>> BEGIN Extracted records

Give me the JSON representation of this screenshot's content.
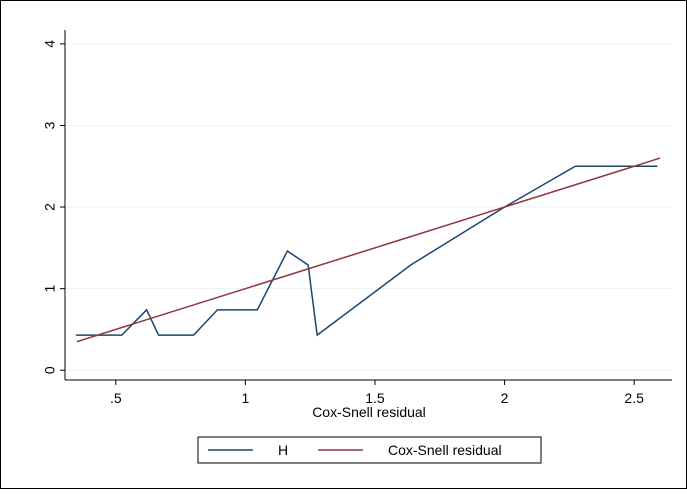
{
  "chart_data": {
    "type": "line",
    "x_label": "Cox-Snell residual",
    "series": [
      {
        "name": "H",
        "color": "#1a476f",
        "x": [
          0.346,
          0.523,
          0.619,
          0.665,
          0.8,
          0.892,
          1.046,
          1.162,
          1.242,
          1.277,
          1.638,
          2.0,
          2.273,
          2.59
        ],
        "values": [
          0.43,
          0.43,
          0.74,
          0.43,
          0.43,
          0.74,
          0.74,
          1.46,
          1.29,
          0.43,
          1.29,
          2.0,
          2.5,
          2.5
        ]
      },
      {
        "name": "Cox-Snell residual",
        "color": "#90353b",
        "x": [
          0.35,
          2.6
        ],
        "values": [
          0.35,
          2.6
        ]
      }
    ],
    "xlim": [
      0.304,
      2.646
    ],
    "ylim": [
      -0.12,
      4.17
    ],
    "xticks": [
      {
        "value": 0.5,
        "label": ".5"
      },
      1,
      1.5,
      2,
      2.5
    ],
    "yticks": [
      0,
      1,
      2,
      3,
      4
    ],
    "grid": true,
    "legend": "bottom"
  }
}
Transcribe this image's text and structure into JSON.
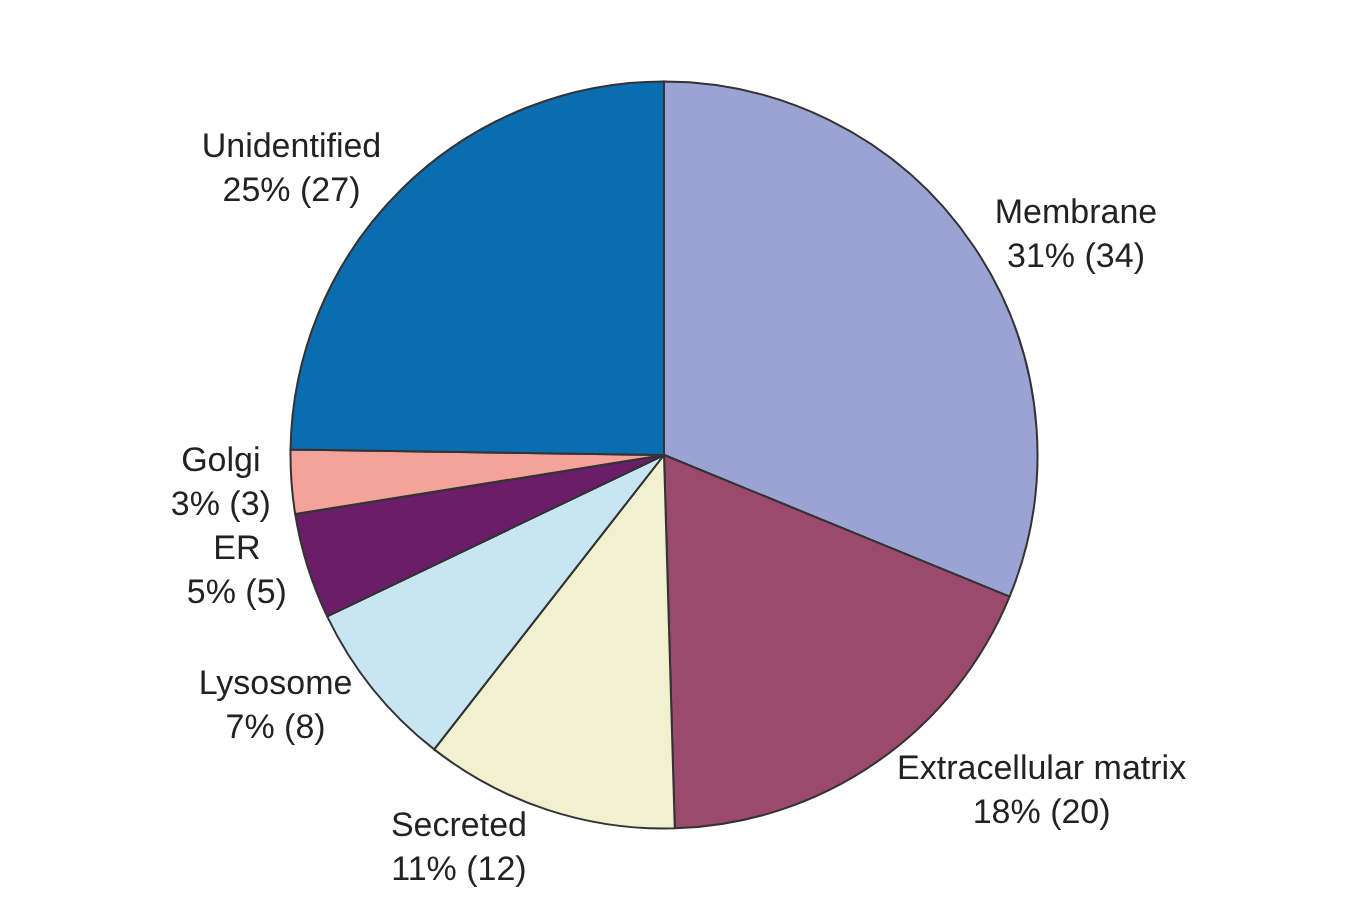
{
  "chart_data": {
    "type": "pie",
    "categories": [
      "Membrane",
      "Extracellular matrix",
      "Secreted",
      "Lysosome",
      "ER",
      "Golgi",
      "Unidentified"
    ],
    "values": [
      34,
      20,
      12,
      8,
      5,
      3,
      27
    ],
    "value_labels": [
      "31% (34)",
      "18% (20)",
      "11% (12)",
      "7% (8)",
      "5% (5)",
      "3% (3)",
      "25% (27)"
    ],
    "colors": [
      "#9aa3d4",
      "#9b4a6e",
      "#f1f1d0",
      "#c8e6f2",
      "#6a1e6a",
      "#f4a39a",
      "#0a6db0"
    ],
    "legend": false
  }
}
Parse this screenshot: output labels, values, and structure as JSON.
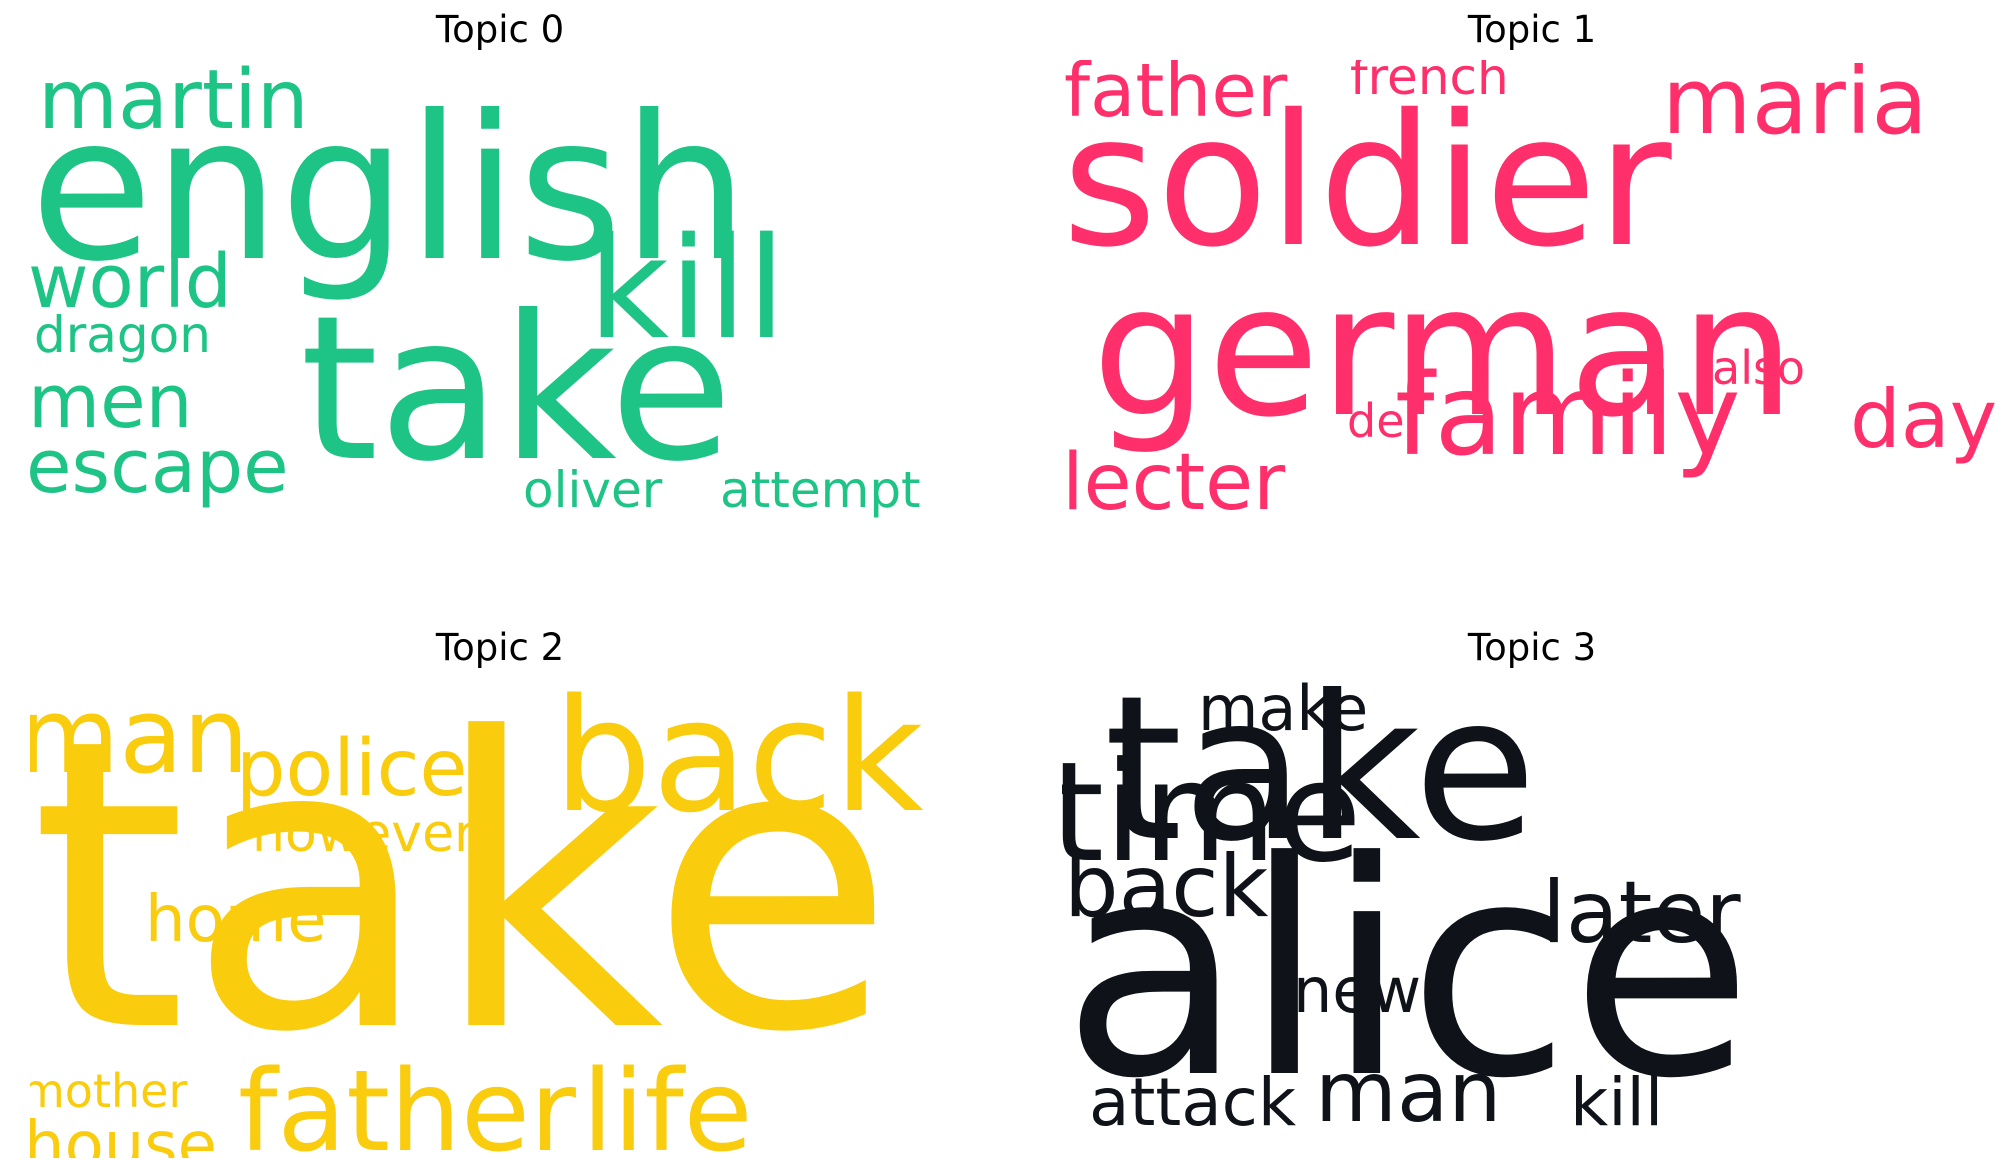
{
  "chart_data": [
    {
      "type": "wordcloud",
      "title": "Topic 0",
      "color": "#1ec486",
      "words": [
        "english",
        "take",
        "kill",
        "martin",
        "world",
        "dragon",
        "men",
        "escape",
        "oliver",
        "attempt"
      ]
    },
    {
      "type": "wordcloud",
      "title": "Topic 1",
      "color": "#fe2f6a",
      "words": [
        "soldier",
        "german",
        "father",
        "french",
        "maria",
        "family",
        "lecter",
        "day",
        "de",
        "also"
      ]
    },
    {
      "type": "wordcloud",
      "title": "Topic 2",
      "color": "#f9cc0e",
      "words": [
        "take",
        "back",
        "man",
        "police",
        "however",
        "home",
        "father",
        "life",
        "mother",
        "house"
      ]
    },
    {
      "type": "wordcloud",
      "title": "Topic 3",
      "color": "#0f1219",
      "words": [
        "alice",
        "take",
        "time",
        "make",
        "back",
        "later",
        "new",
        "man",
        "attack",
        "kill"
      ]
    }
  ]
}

>> END Extracted records

Short problem – Transcribe the complete set of entries verbatim. No pictures belong in the copy.

Solution to this task –
Give me the JSON representation of this screenshot's content.
{
  "chart_data": {
    "type": "line",
    "x_label": "Cox-Snell residual",
    "series": [
      {
        "name": "H",
        "color": "#1a476f",
        "x": [
          0.346,
          0.523,
          0.619,
          0.665,
          0.8,
          0.892,
          1.046,
          1.162,
          1.242,
          1.277,
          1.638,
          2.0,
          2.273,
          2.59
        ],
        "values": [
          0.43,
          0.43,
          0.74,
          0.43,
          0.43,
          0.74,
          0.74,
          1.46,
          1.29,
          0.43,
          1.29,
          2.0,
          2.5,
          2.5
        ]
      },
      {
        "name": "Cox-Snell residual",
        "color": "#90353b",
        "x": [
          0.35,
          2.6
        ],
        "values": [
          0.35,
          2.6
        ]
      }
    ],
    "xlim": [
      0.304,
      2.646
    ],
    "ylim": [
      -0.12,
      4.17
    ],
    "xticks": [
      {
        "value": 0.5,
        "label": ".5"
      },
      1,
      1.5,
      2,
      2.5
    ],
    "yticks": [
      0,
      1,
      2,
      3,
      4
    ],
    "grid": true,
    "legend": "bottom"
  }
}
Transcribe this image's text and structure into JSON.
{
  "chart_data": {
    "type": "pie",
    "categories": [
      "Membrane",
      "Extracellular matrix",
      "Secreted",
      "Lysosome",
      "ER",
      "Golgi",
      "Unidentified"
    ],
    "values": [
      34,
      20,
      12,
      8,
      5,
      3,
      27
    ],
    "value_labels": [
      "31% (34)",
      "18% (20)",
      "11% (12)",
      "7% (8)",
      "5% (5)",
      "3% (3)",
      "25% (27)"
    ],
    "colors": [
      "#9aa3d4",
      "#9b4a6e",
      "#f1f1d0",
      "#c8e6f2",
      "#6a1e6a",
      "#f4a39a",
      "#0a6db0"
    ],
    "legend": false
  }
}
Parse this screenshot: output labels, values, and structure as JSON.
{
  "chart_data": [
    {
      "type": "wordcloud",
      "title": "Topic 0",
      "color": "#1ec486",
      "words": [
        "english",
        "take",
        "kill",
        "martin",
        "world",
        "dragon",
        "men",
        "escape",
        "oliver",
        "attempt"
      ]
    },
    {
      "type": "wordcloud",
      "title": "Topic 1",
      "color": "#fe2f6a",
      "words": [
        "soldier",
        "german",
        "father",
        "french",
        "maria",
        "family",
        "lecter",
        "day",
        "de",
        "also"
      ]
    },
    {
      "type": "wordcloud",
      "title": "Topic 2",
      "color": "#f9cc0e",
      "words": [
        "take",
        "back",
        "man",
        "police",
        "however",
        "home",
        "father",
        "life",
        "mother",
        "house"
      ]
    },
    {
      "type": "wordcloud",
      "title": "Topic 3",
      "color": "#0f1219",
      "words": [
        "alice",
        "take",
        "time",
        "make",
        "back",
        "later",
        "new",
        "man",
        "attack",
        "kill"
      ]
    }
  ]
}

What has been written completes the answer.